What the task requires :: Exactly as they appear, output all of the records. Skip any images.

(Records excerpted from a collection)
──────
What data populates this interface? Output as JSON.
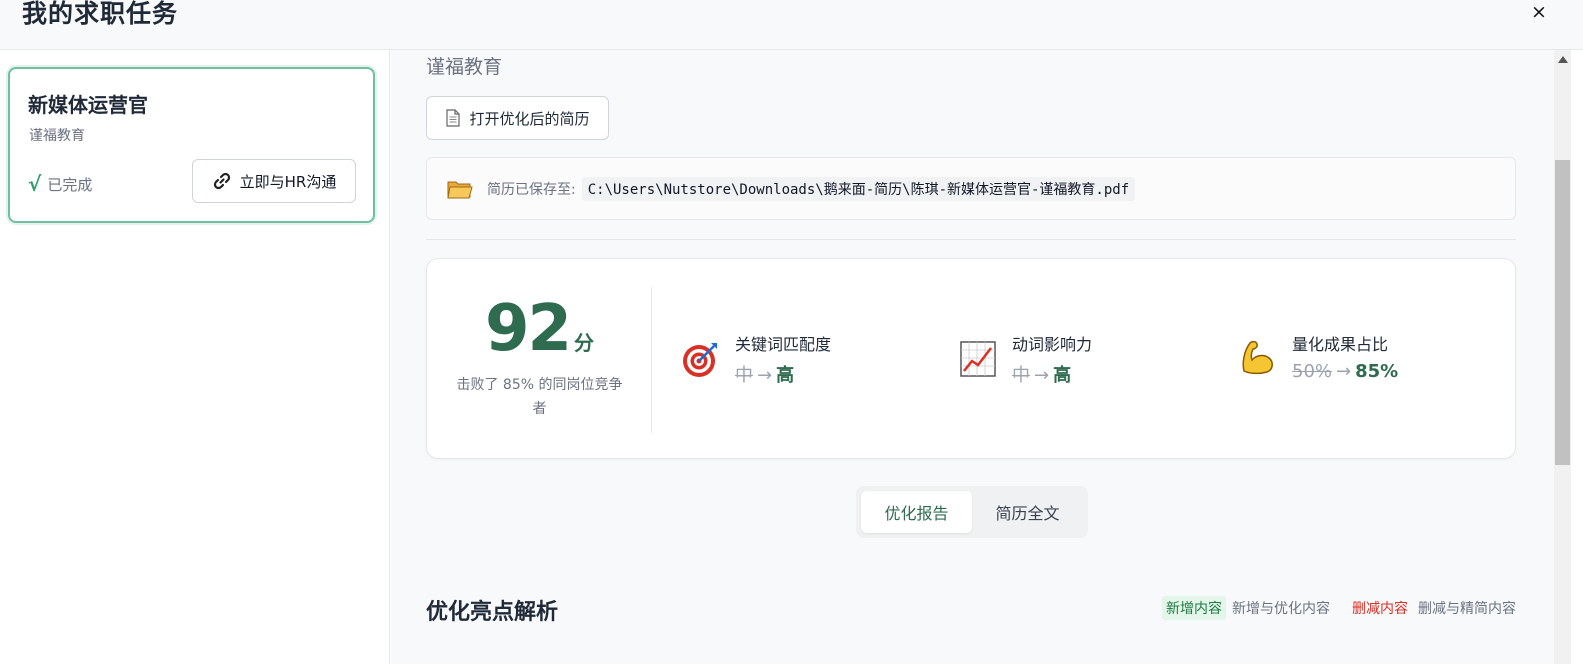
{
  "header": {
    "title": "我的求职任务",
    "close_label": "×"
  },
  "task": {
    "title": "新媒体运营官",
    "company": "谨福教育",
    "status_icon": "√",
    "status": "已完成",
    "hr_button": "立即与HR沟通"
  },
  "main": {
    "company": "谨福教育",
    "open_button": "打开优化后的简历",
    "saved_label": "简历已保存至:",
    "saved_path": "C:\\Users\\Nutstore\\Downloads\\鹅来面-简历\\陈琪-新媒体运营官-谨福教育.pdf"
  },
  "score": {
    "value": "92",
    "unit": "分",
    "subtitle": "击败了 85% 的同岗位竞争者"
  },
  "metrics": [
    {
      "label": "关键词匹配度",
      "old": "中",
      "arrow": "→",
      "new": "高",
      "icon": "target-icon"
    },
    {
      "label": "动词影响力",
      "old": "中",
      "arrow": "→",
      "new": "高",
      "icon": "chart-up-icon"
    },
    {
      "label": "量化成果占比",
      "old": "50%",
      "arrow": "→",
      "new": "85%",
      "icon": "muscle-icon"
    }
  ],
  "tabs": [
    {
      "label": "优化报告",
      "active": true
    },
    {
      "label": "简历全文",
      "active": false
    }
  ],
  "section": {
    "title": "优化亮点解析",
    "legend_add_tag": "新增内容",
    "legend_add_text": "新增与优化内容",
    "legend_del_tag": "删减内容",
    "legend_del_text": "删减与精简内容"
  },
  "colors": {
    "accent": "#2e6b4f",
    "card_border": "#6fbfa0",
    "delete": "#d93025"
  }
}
──────
The answer ::
What data populates this interface? Output as JSON.
{
  "header": {
    "title": "我的求职任务",
    "close_label": "×"
  },
  "task": {
    "title": "新媒体运营官",
    "company": "谨福教育",
    "status_icon": "√",
    "status": "已完成",
    "hr_button": "立即与HR沟通"
  },
  "main": {
    "company": "谨福教育",
    "open_button": "打开优化后的简历",
    "saved_label": "简历已保存至:",
    "saved_path": "C:\\Users\\Nutstore\\Downloads\\鹅来面-简历\\陈琪-新媒体运营官-谨福教育.pdf"
  },
  "score": {
    "value": "92",
    "unit": "分",
    "subtitle": "击败了 85% 的同岗位竞争者"
  },
  "metrics": [
    {
      "label": "关键词匹配度",
      "old": "中",
      "arrow": "→",
      "new": "高",
      "icon": "target-icon"
    },
    {
      "label": "动词影响力",
      "old": "中",
      "arrow": "→",
      "new": "高",
      "icon": "chart-up-icon"
    },
    {
      "label": "量化成果占比",
      "old": "50%",
      "arrow": "→",
      "new": "85%",
      "icon": "muscle-icon"
    }
  ],
  "tabs": [
    {
      "label": "优化报告",
      "active": true
    },
    {
      "label": "简历全文",
      "active": false
    }
  ],
  "section": {
    "title": "优化亮点解析",
    "legend_add_tag": "新增内容",
    "legend_add_text": "新增与优化内容",
    "legend_del_tag": "删减内容",
    "legend_del_text": "删减与精简内容"
  },
  "colors": {
    "accent": "#2e6b4f",
    "card_border": "#6fbfa0",
    "delete": "#d93025"
  }
}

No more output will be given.